* EXERCISE PROMPT
Below are some entries. Copy each line that holds the string "JSON".

-- TASK DATA start --

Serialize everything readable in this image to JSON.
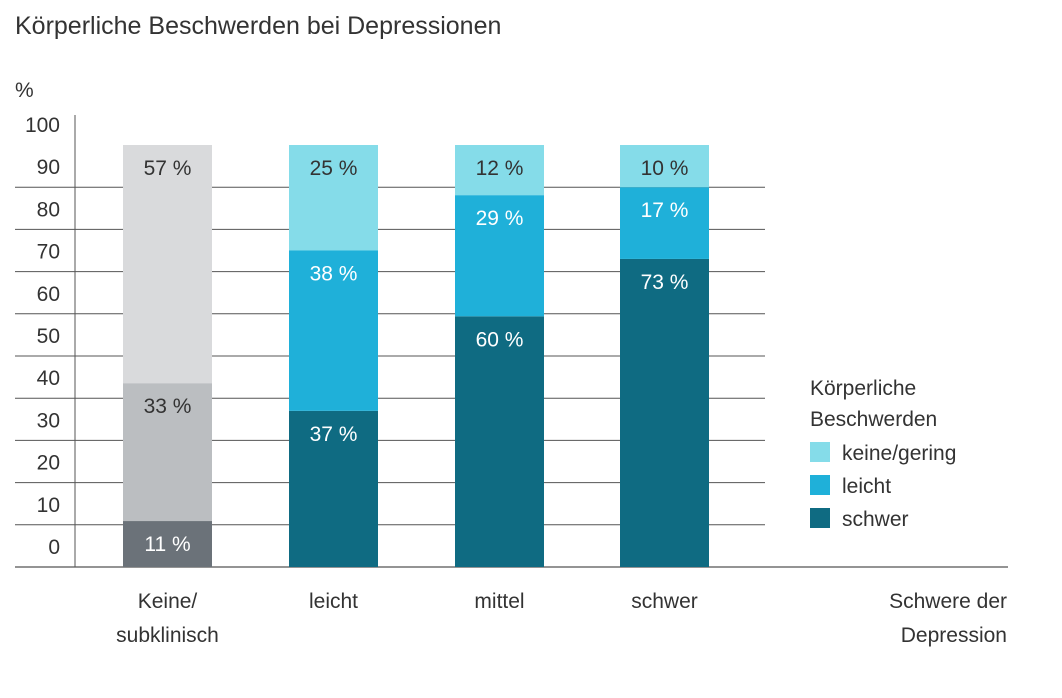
{
  "chart_data": {
    "type": "bar",
    "stacked": true,
    "title": "Körperliche Beschwerden bei Depressionen",
    "ylabel": "%",
    "xlabel": [
      "Schwere der",
      "Depression"
    ],
    "ylim": [
      0,
      100
    ],
    "yticks": [
      0,
      10,
      20,
      30,
      40,
      50,
      60,
      70,
      80,
      90,
      100
    ],
    "grid": true,
    "categories": [
      [
        "Keine/",
        "subklinisch"
      ],
      [
        "leicht"
      ],
      [
        "mittel"
      ],
      [
        "schwer"
      ]
    ],
    "series": [
      {
        "name": "schwer",
        "values": [
          11,
          37,
          60,
          73
        ],
        "labels": [
          "11 %",
          "37 %",
          "60 %",
          "73 %"
        ]
      },
      {
        "name": "leicht",
        "values": [
          33,
          38,
          29,
          17
        ],
        "labels": [
          "33 %",
          "38 %",
          "29 %",
          "17 %"
        ]
      },
      {
        "name": "keine/gering",
        "values": [
          57,
          25,
          12,
          10
        ],
        "labels": [
          "57 %",
          "25 %",
          "12 %",
          "10 %"
        ]
      }
    ],
    "colors": {
      "first_category": [
        "#6b7279",
        "#bbbec1",
        "#d9dadc"
      ],
      "others": [
        "#0f6b82",
        "#1fb0d9",
        "#85dce9"
      ]
    },
    "legend": {
      "title": [
        "Körperliche",
        "Beschwerden"
      ],
      "placement": "right",
      "entries": [
        {
          "label": "keine/gering",
          "color": "#85dce9"
        },
        {
          "label": "leicht",
          "color": "#1fb0d9"
        },
        {
          "label": "schwer",
          "color": "#0f6b82"
        }
      ]
    }
  }
}
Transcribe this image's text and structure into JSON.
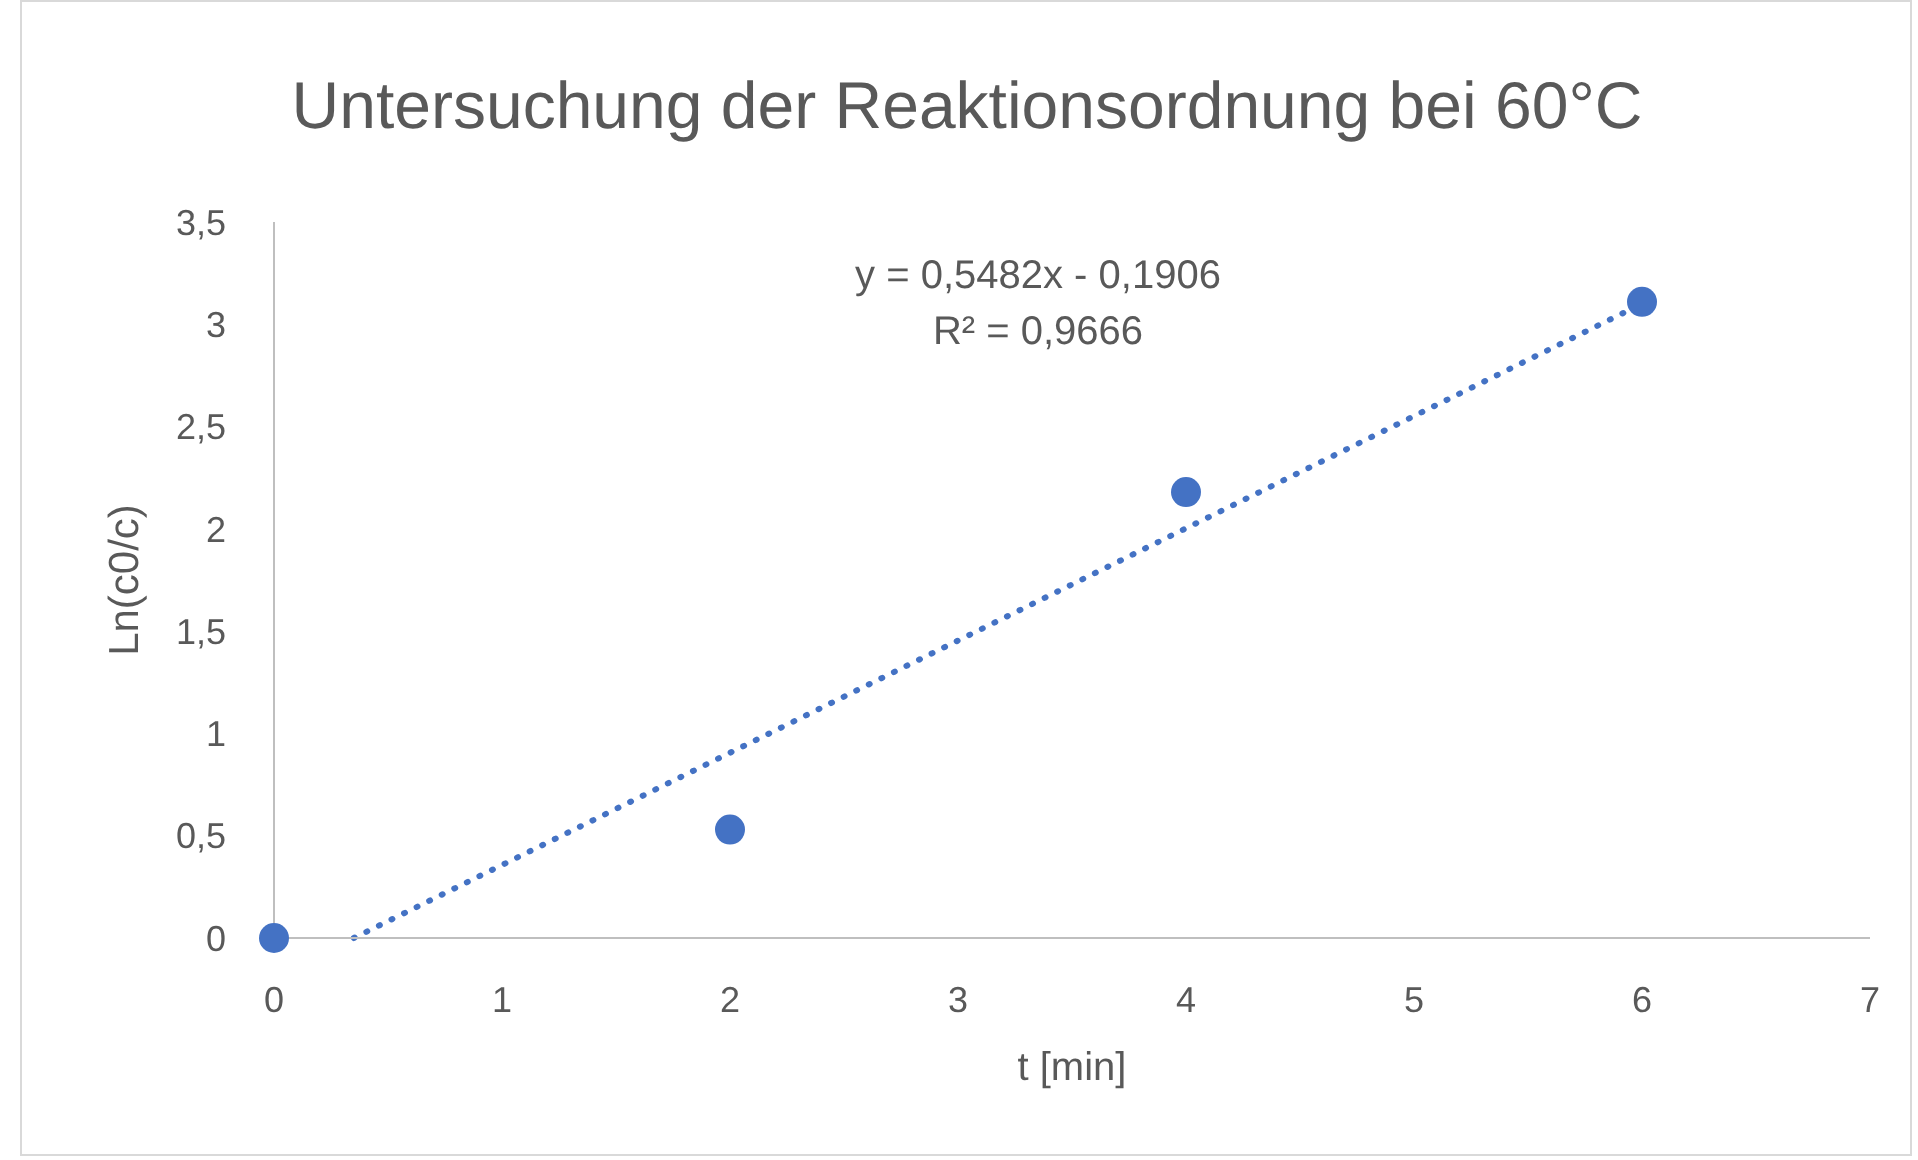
{
  "chart_data": {
    "type": "scatter",
    "title": "Untersuchung der Reaktionsordnung bei 60°C",
    "xlabel": "t [min]",
    "ylabel": "Ln(c0/c)",
    "annotations": [
      "y = 0,5482x - 0,1906",
      "R² = 0,9666"
    ],
    "series": [
      {
        "color": "#4472c4",
        "x": [
          0,
          2,
          4,
          6
        ],
        "values": [
          0,
          0.53,
          2.18,
          3.11
        ],
        "marker": "circle"
      },
      {
        "type": "line",
        "color": "#4472c4",
        "x": [
          0.35,
          6
        ],
        "values": [
          0,
          3.1
        ],
        "line_style": "dotted",
        "marker": "none"
      }
    ],
    "xlim": [
      0,
      7
    ],
    "xticks": [
      0,
      1,
      2,
      3,
      4,
      5,
      6,
      7
    ],
    "ylim": [
      0,
      3.5
    ],
    "yticks": [
      0,
      {
        "value": 0.5,
        "label": "0,5"
      },
      1,
      {
        "value": 1.5,
        "label": "1,5"
      },
      2,
      {
        "value": 2.5,
        "label": "2,5"
      },
      3,
      {
        "value": 3.5,
        "label": "3,5"
      }
    ],
    "grid": false
  }
}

-- TASK DATA end --

* EXERCISE SOLUTION
Serialize everything readable in this image to JSON.
Transcribe this image's text and structure into JSON.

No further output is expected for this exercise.